Data entries:
⟨

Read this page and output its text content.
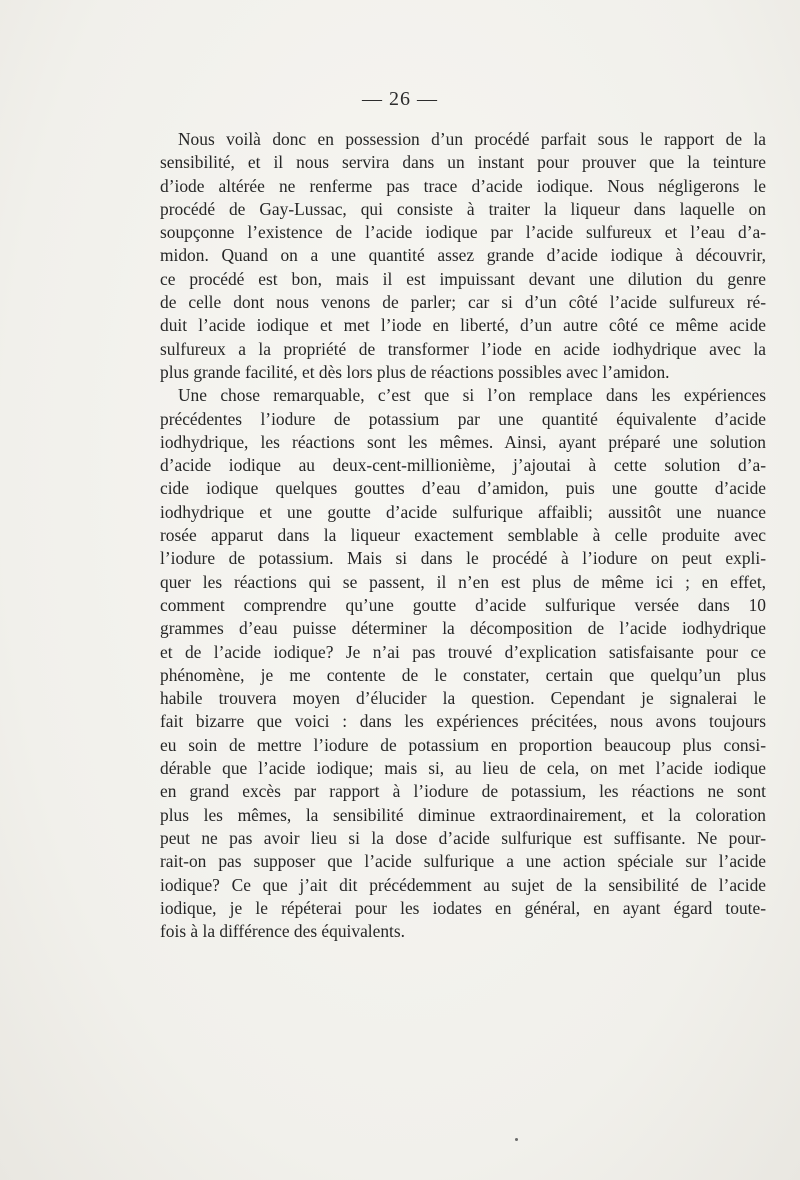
— 26 —
Nous voilà donc en possession d’un procédé parfait sous le rapport de la
sensibilité, et il nous servira dans un instant pour prouver que la teinture
d’iode altérée ne renferme pas trace d’acide iodique. Nous négligerons le
procédé de Gay-Lussac, qui consiste à traiter la liqueur dans laquelle on
soupçonne l’existence de l’acide iodique par l’acide sulfureux et l’eau d’a-
midon. Quand on a une quantité assez grande d’acide iodique à découvrir,
ce procédé est bon, mais il est impuissant devant une dilution du genre
de celle dont nous venons de parler; car si d’un côté l’acide sulfureux ré-
duit l’acide iodique et met l’iode en liberté, d’un autre côté ce même acide
sulfureux a la propriété de transformer l’iode en acide iodhydrique avec la
plus grande facilité, et dès lors plus de réactions possibles avec l’amidon.
Une chose remarquable, c’est que si l’on remplace dans les expériences
précédentes l’iodure de potassium par une quantité équivalente d’acide
iodhydrique, les réactions sont les mêmes. Ainsi, ayant préparé une solution
d’acide iodique au deux-cent-millionième, j’ajoutai à cette solution d’a-
cide iodique quelques gouttes d’eau d’amidon, puis une goutte d’acide
iodhydrique et une goutte d’acide sulfurique affaibli; aussitôt une nuance
rosée apparut dans la liqueur exactement semblable à celle produite avec
l’iodure de potassium. Mais si dans le procédé à l’iodure on peut expli-
quer les réactions qui se passent, il n’en est plus de même ici ; en effet,
comment comprendre qu’une goutte d’acide sulfurique versée dans 10
grammes d’eau puisse déterminer la décomposition de l’acide iodhydrique
et de l’acide iodique? Je n’ai pas trouvé d’explication satisfaisante pour ce
phénomène, je me contente de le constater, certain que quelqu’un plus
habile trouvera moyen d’élucider la question. Cependant je signalerai le
fait bizarre que voici : dans les expériences précitées, nous avons toujours
eu soin de mettre l’iodure de potassium en proportion beaucoup plus consi-
dérable que l’acide iodique; mais si, au lieu de cela, on met l’acide iodique
en grand excès par rapport à l’iodure de potassium, les réactions ne sont
plus les mêmes, la sensibilité diminue extraordinairement, et la coloration
peut ne pas avoir lieu si la dose d’acide sulfurique est suffisante. Ne pour-
rait-on pas supposer que l’acide sulfurique a une action spéciale sur l’acide
iodique? Ce que j’ait dit précédemment au sujet de la sensibilité de l’acide
iodique, je le répéterai pour les iodates en général, en ayant égard toute-
fois à la différence des équivalents.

⟩

[Direction]: Transcribe the records above verbatim. Do not carry over any picture.

[Answer to this problem]:
Read this page and output its text content.
— 26 —
Nous voilà donc en possession d’un procédé parfait sous le rapport de la
sensibilité, et il nous servira dans un instant pour prouver que la teinture
d’iode altérée ne renferme pas trace d’acide iodique. Nous négligerons le
procédé de Gay-Lussac, qui consiste à traiter la liqueur dans laquelle on
soupçonne l’existence de l’acide iodique par l’acide sulfureux et l’eau d’a-
midon. Quand on a une quantité assez grande d’acide iodique à découvrir,
ce procédé est bon, mais il est impuissant devant une dilution du genre
de celle dont nous venons de parler; car si d’un côté l’acide sulfureux ré-
duit l’acide iodique et met l’iode en liberté, d’un autre côté ce même acide
sulfureux a la propriété de transformer l’iode en acide iodhydrique avec la
plus grande facilité, et dès lors plus de réactions possibles avec l’amidon.
Une chose remarquable, c’est que si l’on remplace dans les expériences
précédentes l’iodure de potassium par une quantité équivalente d’acide
iodhydrique, les réactions sont les mêmes. Ainsi, ayant préparé une solution
d’acide iodique au deux-cent-millionième, j’ajoutai à cette solution d’a-
cide iodique quelques gouttes d’eau d’amidon, puis une goutte d’acide
iodhydrique et une goutte d’acide sulfurique affaibli; aussitôt une nuance
rosée apparut dans la liqueur exactement semblable à celle produite avec
l’iodure de potassium. Mais si dans le procédé à l’iodure on peut expli-
quer les réactions qui se passent, il n’en est plus de même ici ; en effet,
comment comprendre qu’une goutte d’acide sulfurique versée dans 10
grammes d’eau puisse déterminer la décomposition de l’acide iodhydrique
et de l’acide iodique? Je n’ai pas trouvé d’explication satisfaisante pour ce
phénomène, je me contente de le constater, certain que quelqu’un plus
habile trouvera moyen d’élucider la question. Cependant je signalerai le
fait bizarre que voici : dans les expériences précitées, nous avons toujours
eu soin de mettre l’iodure de potassium en proportion beaucoup plus consi-
dérable que l’acide iodique; mais si, au lieu de cela, on met l’acide iodique
en grand excès par rapport à l’iodure de potassium, les réactions ne sont
plus les mêmes, la sensibilité diminue extraordinairement, et la coloration
peut ne pas avoir lieu si la dose d’acide sulfurique est suffisante. Ne pour-
rait-on pas supposer que l’acide sulfurique a une action spéciale sur l’acide
iodique? Ce que j’ait dit précédemment au sujet de la sensibilité de l’acide
iodique, je le répéterai pour les iodates en général, en ayant égard toute-
fois à la différence des équivalents.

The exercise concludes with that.